To be done: Make an exact transcription of the material, leaving out all images.

Saved data entries
┌──

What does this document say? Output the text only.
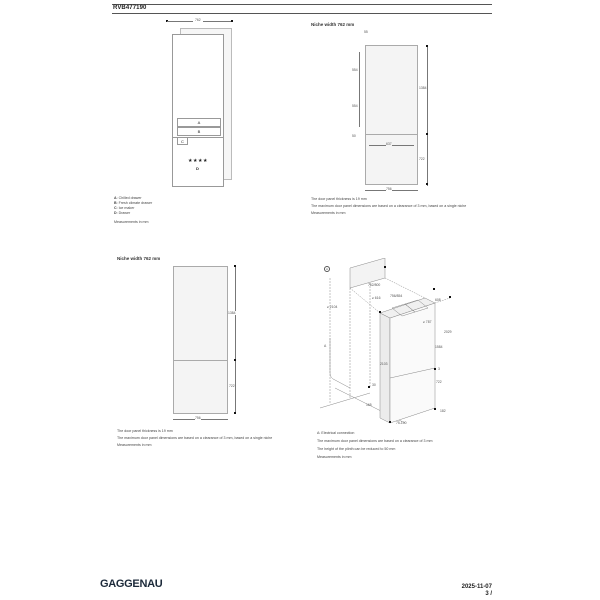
RVB477190
762
A
B
C
★★★★
D
A: Chilled drawer
B: Fresh climate drawer
C: Ice maker
D: Drawer
Measurements in mm
Niche width 762 mm
55
1384
722
554
554
50
637
756
The door panel thickness is 19 mm
The maximum door panel dimensions are based on a clearance of 3 mm, based on a single niche
Measurements in mm
Niche width 762 mm
1384
722
756
The door panel thickness is 19 mm
The maximum door panel dimensions are based on a clearance of 3 mm, based on a single niche
Measurements in mm
A
762/800
≥ 616	756/854
608
≥ 2104
≥ 787
2029
1584
3
722
2103
30
165
182
75-100
A
A: Electrical connection
The maximum door panel dimensions are based on a clearance of 3 mm
The height of the plinth can be reduced to 50 mm
Measurements in mm
GAGGENAU	2025-11-07
3 /
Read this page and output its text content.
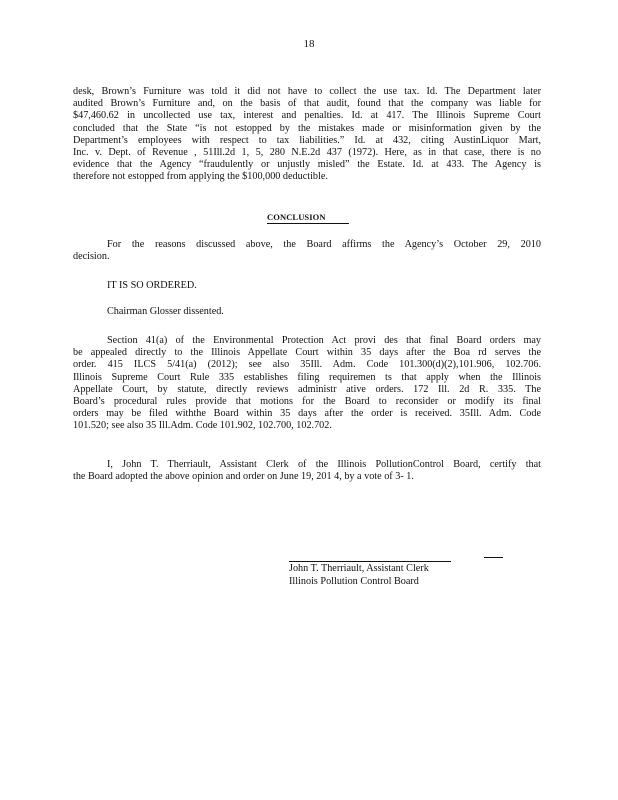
18
desk, Brown’s Furniture was told it did not have to collect the use tax. Id. The Department later
audited Brown’s Furniture and, on the basis of that audit, found that the company was liable for
$47,460.62 in uncollected use tax, interest and penalties. Id. at 417. The Illinois Supreme Court
concluded that the State “is not estopped by the mistakes made or misinformation given by the
Department’s employees with respect to tax liabilities.” Id. at 432, citing AustinLiquor Mart,
Inc. v. Dept. of Revenue , 51Ill.2d 1, 5, 280 N.E.2d 437 (1972). Here, as in that case, there is no
evidence that the Agency “fraudulently or unjustly misled” the Estate. Id. at 433. The Agency is
therefore not estopped from applying the $100,000 deductible.
CONCLUSION
For the reasons discussed above, the Board affirms the Agency’s October 29, 2010
decision.
IT IS SO ORDERED.
Chairman Glosser dissented.
Section 41(a) of the Environmental Protection Act provi des that final Board orders may
be appealed directly to the Illinois Appellate Court within 35 days after the Boa rd serves the
order. 415 ILCS 5/41(a) (2012); see also 35Ill. Adm. Code 101.300(d)(2),101.906, 102.706.
Illinois Supreme Court Rule 335 establishes filing requiremen ts that apply when the Illinois
Appellate Court, by statute, directly reviews administr ative orders. 172 Ill. 2d R. 335. The
Board’s procedural rules provide that motions for the Board to reconsider or modify its final
orders may be filed withthe Board within 35 days after the order is received. 35Ill. Adm. Code
101.520; see also 35 Ill.Adm. Code 101.902, 102.700, 102.702.
I, John T. Therriault, Assistant Clerk of the Illinois PollutionControl Board, certify that
the Board adopted the above opinion and order on June 19, 201 4, by a vote of 3- 1.
John T. Therriault, Assistant Clerk
Illinois Pollution Control Board
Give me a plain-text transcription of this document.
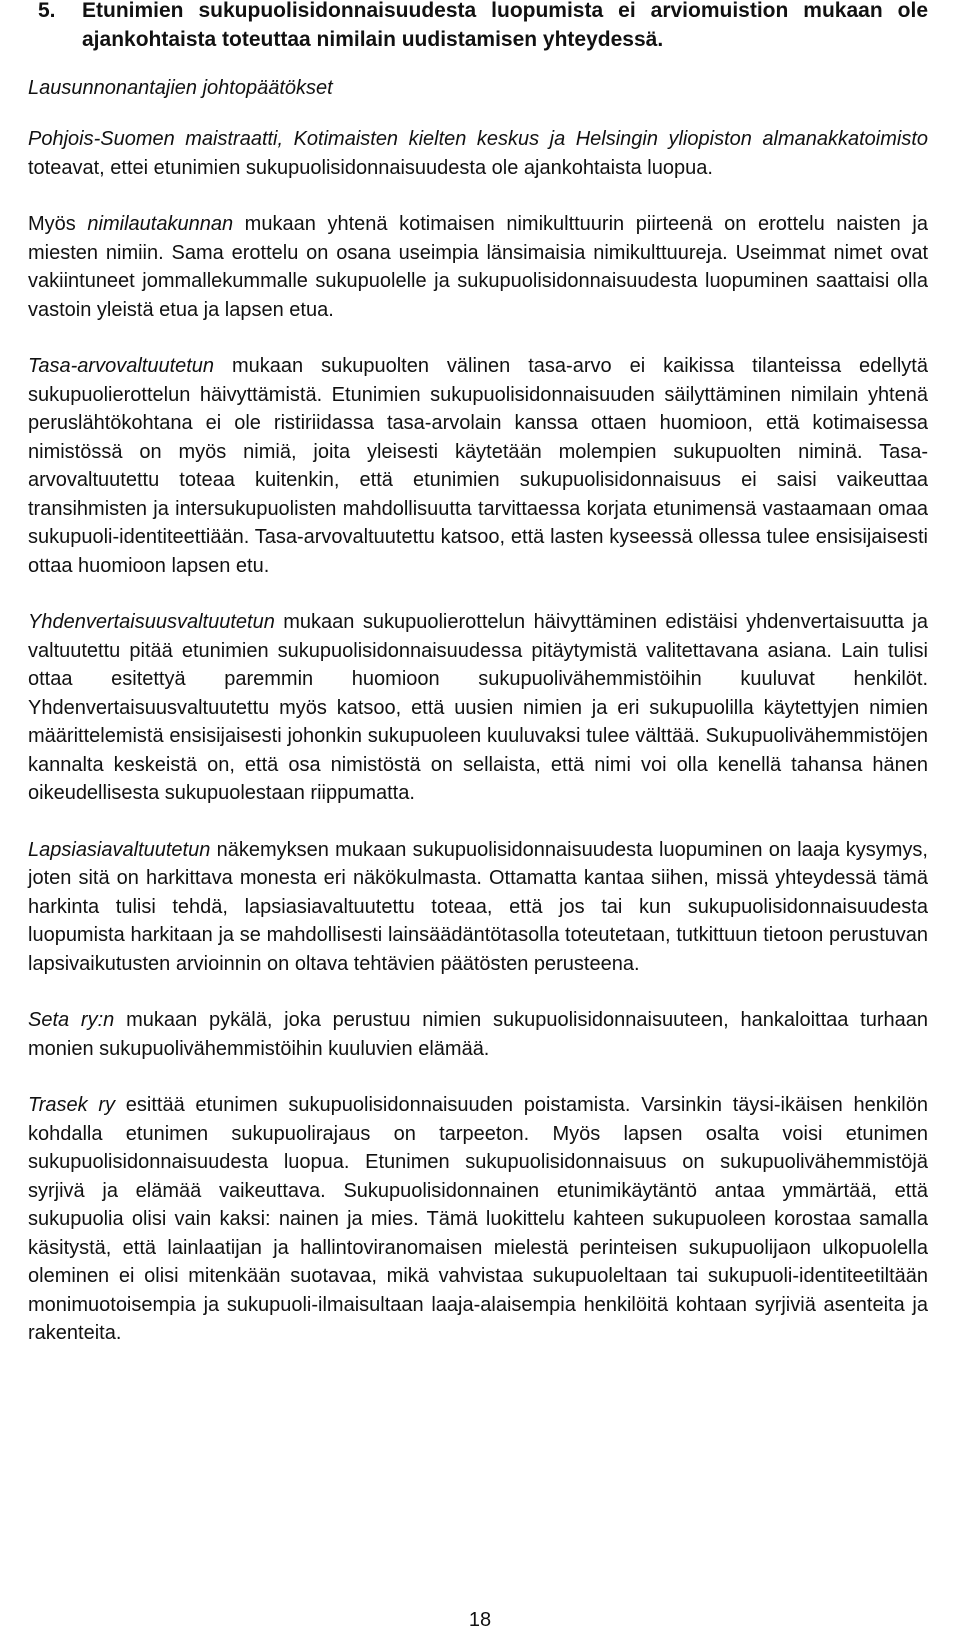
5.	Etunimien sukupuolisidonnaisuudesta luopumista ei arviomuistion mukaan ole ajankohtaista toteuttaa nimilain uudistamisen yhteydessä.
Lausunnonantajien johtopäätökset

Pohjois-Suomen maistraatti, Kotimaisten kielten keskus ja Helsingin yliopiston almanakkatoimisto toteavat, ettei etunimien sukupuolisidonnaisuudesta ole ajankohtaista luopua.

Myös nimilautakunnan mukaan yhtenä kotimaisen nimikulttuurin piirteenä on erottelu naisten ja miesten nimiin. Sama erottelu on osana useimpia länsimaisia nimikulttuureja. Useimmat nimet ovat vakiintuneet jommallekummalle sukupuolelle ja sukupuolisidonnaisuudesta luopuminen saattaisi olla vastoin yleistä etua ja lapsen etua.

Tasa-arvovaltuutetun mukaan sukupuolten välinen tasa-arvo ei kaikissa tilanteissa edellytä sukupuolierottelun häivyttämistä. Etunimien sukupuolisidonnaisuuden säilyttäminen nimilain yhtenä peruslähtökohtana ei ole ristiriidassa tasa-arvolain kanssa ottaen huomioon, että kotimaisessa nimistössä on myös nimiä, joita yleisesti käytetään molempien sukupuolten niminä. Tasa-arvovaltuutettu toteaa kuitenkin, että etunimien sukupuolisidonnaisuus ei saisi vaikeuttaa transihmisten ja intersukupuolisten mahdollisuutta tarvittaessa korjata etunimensä vastaamaan omaa sukupuoli-identiteettiään. Tasa-arvovaltuutettu katsoo, että lasten kyseessä ollessa tulee ensisijaisesti ottaa huomioon lapsen etu.

Yhdenvertaisuusvaltuutetun mukaan sukupuolierottelun häivyttäminen edistäisi yhdenvertaisuutta ja valtuutettu pitää etunimien sukupuolisidonnaisuudessa pitäytymistä valitettavana asiana. Lain tulisi ottaa esitettyä paremmin huomioon sukupuolivähemmistöihin kuuluvat henkilöt. Yhdenvertaisuusvaltuutettu myös katsoo, että uusien nimien ja eri sukupuolilla käytettyjen nimien määrittelemistä ensisijaisesti johonkin sukupuoleen kuuluvaksi tulee välttää. Sukupuolivähemmistöjen kannalta keskeistä on, että osa nimistöstä on sellaista, että nimi voi olla kenellä tahansa hänen oikeudellisesta sukupuolestaan riippumatta.

Lapsiasiavaltuutetun näkemyksen mukaan sukupuolisidonnaisuudesta luopuminen on laaja kysymys, joten sitä on harkittava monesta eri näkökulmasta. Ottamatta kantaa siihen, missä yhteydessä tämä harkinta tulisi tehdä, lapsiasiavaltuutettu toteaa, että jos tai kun sukupuolisidonnaisuudesta luopumista harkitaan ja se mahdollisesti lainsäädäntötasolla toteutetaan, tutkittuun tietoon perustuvan lapsivaikutusten arvioinnin on oltava tehtävien päätösten perusteena.

Seta ry:n mukaan pykälä, joka perustuu nimien sukupuolisidonnaisuuteen, hankaloittaa turhaan monien sukupuolivähemmistöihin kuuluvien elämää.

Trasek ry esittää etunimen sukupuolisidonnaisuuden poistamista. Varsinkin täysi-ikäisen henkilön kohdalla etunimen sukupuolirajaus on tarpeeton. Myös lapsen osalta voisi etunimen sukupuolisidonnaisuudesta luopua. Etunimen sukupuolisidonnaisuus on sukupuolivähemmistöjä syrjivä ja elämää vaikeuttava. Sukupuolisidonnainen etunimikäytäntö antaa ymmärtää, että sukupuolia olisi vain kaksi: nainen ja mies. Tämä luokittelu kahteen sukupuoleen korostaa samalla käsitystä, että lainlaatijan ja hallintoviranomaisen mielestä perinteisen sukupuolijaon ulkopuolella oleminen ei olisi mitenkään suotavaa, mikä vahvistaa sukupuoleltaan tai sukupuoli-identiteetiltään monimuotoisempia ja sukupuoli-ilmaisultaan laaja-alaisempia henkilöitä kohtaan syrjiviä asenteita ja rakenteita.

18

└──

Response to this exercise:
What does this document say? Output the text only.
RVB477190
762
A
B
C
★★★★
D
A: Chilled drawer
B: Fresh climate drawer
C: Ice maker
D: Drawer
Measurements in mm
Niche width 762 mm
55
1384
722
554
554
50
637
756
The door panel thickness is 19 mm
The maximum door panel dimensions are based on a clearance of 3 mm, based on a single niche
Measurements in mm
Niche width 762 mm
1384
722
756
The door panel thickness is 19 mm
The maximum door panel dimensions are based on a clearance of 3 mm, based on a single niche
Measurements in mm
A
762/800
≥ 616	756/854
608
≥ 2104
≥ 787
2029
1584
3
722
2103
30
165
182
75-100
A
A: Electrical connection
The maximum door panel dimensions are based on a clearance of 3 mm
The height of the plinth can be reduced to 50 mm
Measurements in mm
GAGGENAU	2025-11-07
3 /
Read this page and output its text content.
18
desk, Brown’s Furniture was told it did not have to collect the use tax. Id. The Department later
audited Brown’s Furniture and, on the basis of that audit, found that the company was liable for
$47,460.62 in uncollected use tax, interest and penalties. Id. at 417. The Illinois Supreme Court
concluded that the State “is not estopped by the mistakes made or misinformation given by the
Department’s employees with respect to tax liabilities.” Id. at 432, citing AustinLiquor Mart,
Inc. v. Dept. of Revenue , 51Ill.2d 1, 5, 280 N.E.2d 437 (1972). Here, as in that case, there is no
evidence that the Agency “fraudulently or unjustly misled” the Estate. Id. at 433. The Agency is
therefore not estopped from applying the $100,000 deductible.
CONCLUSION
For the reasons discussed above, the Board affirms the Agency’s October 29, 2010
decision.
IT IS SO ORDERED.
Chairman Glosser dissented.
Section 41(a) of the Environmental Protection Act provi des that final Board orders may
be appealed directly to the Illinois Appellate Court within 35 days after the Boa rd serves the
order. 415 ILCS 5/41(a) (2012); see also 35Ill. Adm. Code 101.300(d)(2),101.906, 102.706.
Illinois Supreme Court Rule 335 establishes filing requiremen ts that apply when the Illinois
Appellate Court, by statute, directly reviews administr ative orders. 172 Ill. 2d R. 335. The
Board’s procedural rules provide that motions for the Board to reconsider or modify its final
orders may be filed withthe Board within 35 days after the order is received. 35Ill. Adm. Code
101.520; see also 35 Ill.Adm. Code 101.902, 102.700, 102.702.
I, John T. Therriault, Assistant Clerk of the Illinois PollutionControl Board, certify that
the Board adopted the above opinion and order on June 19, 201 4, by a vote of 3- 1.
John T. Therriault, Assistant Clerk
Illinois Pollution Control Board
Give me a plain-text transcription of this document.
5.	Etunimien sukupuolisidonnaisuudesta luopumista ei arviomuistion mukaan ole ajankohtaista toteuttaa nimilain uudistamisen yhteydessä.
Lausunnonantajien johtopäätökset

Pohjois-Suomen maistraatti, Kotimaisten kielten keskus ja Helsingin yliopiston almanakkatoimisto toteavat, ettei etunimien sukupuolisidonnaisuudesta ole ajankohtaista luopua.

Myös nimilautakunnan mukaan yhtenä kotimaisen nimikulttuurin piirteenä on erottelu naisten ja miesten nimiin. Sama erottelu on osana useimpia länsimaisia nimikulttuureja. Useimmat nimet ovat vakiintuneet jommallekummalle sukupuolelle ja sukupuolisidonnaisuudesta luopuminen saattaisi olla vastoin yleistä etua ja lapsen etua.

Tasa-arvovaltuutetun mukaan sukupuolten välinen tasa-arvo ei kaikissa tilanteissa edellytä sukupuolierottelun häivyttämistä. Etunimien sukupuolisidonnaisuuden säilyttäminen nimilain yhtenä peruslähtökohtana ei ole ristiriidassa tasa-arvolain kanssa ottaen huomioon, että kotimaisessa nimistössä on myös nimiä, joita yleisesti käytetään molempien sukupuolten niminä. Tasa-arvovaltuutettu toteaa kuitenkin, että etunimien sukupuolisidonnaisuus ei saisi vaikeuttaa transihmisten ja intersukupuolisten mahdollisuutta tarvittaessa korjata etunimensä vastaamaan omaa sukupuoli-identiteettiään. Tasa-arvovaltuutettu katsoo, että lasten kyseessä ollessa tulee ensisijaisesti ottaa huomioon lapsen etu.

Yhdenvertaisuusvaltuutetun mukaan sukupuolierottelun häivyttäminen edistäisi yhdenvertaisuutta ja valtuutettu pitää etunimien sukupuolisidonnaisuudessa pitäytymistä valitettavana asiana. Lain tulisi ottaa esitettyä paremmin huomioon sukupuolivähemmistöihin kuuluvat henkilöt. Yhdenvertaisuusvaltuutettu myös katsoo, että uusien nimien ja eri sukupuolilla käytettyjen nimien määrittelemistä ensisijaisesti johonkin sukupuoleen kuuluvaksi tulee välttää. Sukupuolivähemmistöjen kannalta keskeistä on, että osa nimistöstä on sellaista, että nimi voi olla kenellä tahansa hänen oikeudellisesta sukupuolestaan riippumatta.

Lapsiasiavaltuutetun näkemyksen mukaan sukupuolisidonnaisuudesta luopuminen on laaja kysymys, joten sitä on harkittava monesta eri näkökulmasta. Ottamatta kantaa siihen, missä yhteydessä tämä harkinta tulisi tehdä, lapsiasiavaltuutettu toteaa, että jos tai kun sukupuolisidonnaisuudesta luopumista harkitaan ja se mahdollisesti lainsäädäntötasolla toteutetaan, tutkittuun tietoon perustuvan lapsivaikutusten arvioinnin on oltava tehtävien päätösten perusteena.

Seta ry:n mukaan pykälä, joka perustuu nimien sukupuolisidonnaisuuteen, hankaloittaa turhaan monien sukupuolivähemmistöihin kuuluvien elämää.

Trasek ry esittää etunimen sukupuolisidonnaisuuden poistamista. Varsinkin täysi-ikäisen henkilön kohdalla etunimen sukupuolirajaus on tarpeeton. Myös lapsen osalta voisi etunimen sukupuolisidonnaisuudesta luopua. Etunimen sukupuolisidonnaisuus on sukupuolivähemmistöjä syrjivä ja elämää vaikeuttava. Sukupuolisidonnainen etunimikäytäntö antaa ymmärtää, että sukupuolia olisi vain kaksi: nainen ja mies. Tämä luokittelu kahteen sukupuoleen korostaa samalla käsitystä, että lainlaatijan ja hallintoviranomaisen mielestä perinteisen sukupuolijaon ulkopuolella oleminen ei olisi mitenkään suotavaa, mikä vahvistaa sukupuoleltaan tai sukupuoli-identiteetiltään monimuotoisempia ja sukupuoli-ilmaisultaan laaja-alaisempia henkilöitä kohtaan syrjiviä asenteita ja rakenteita.

18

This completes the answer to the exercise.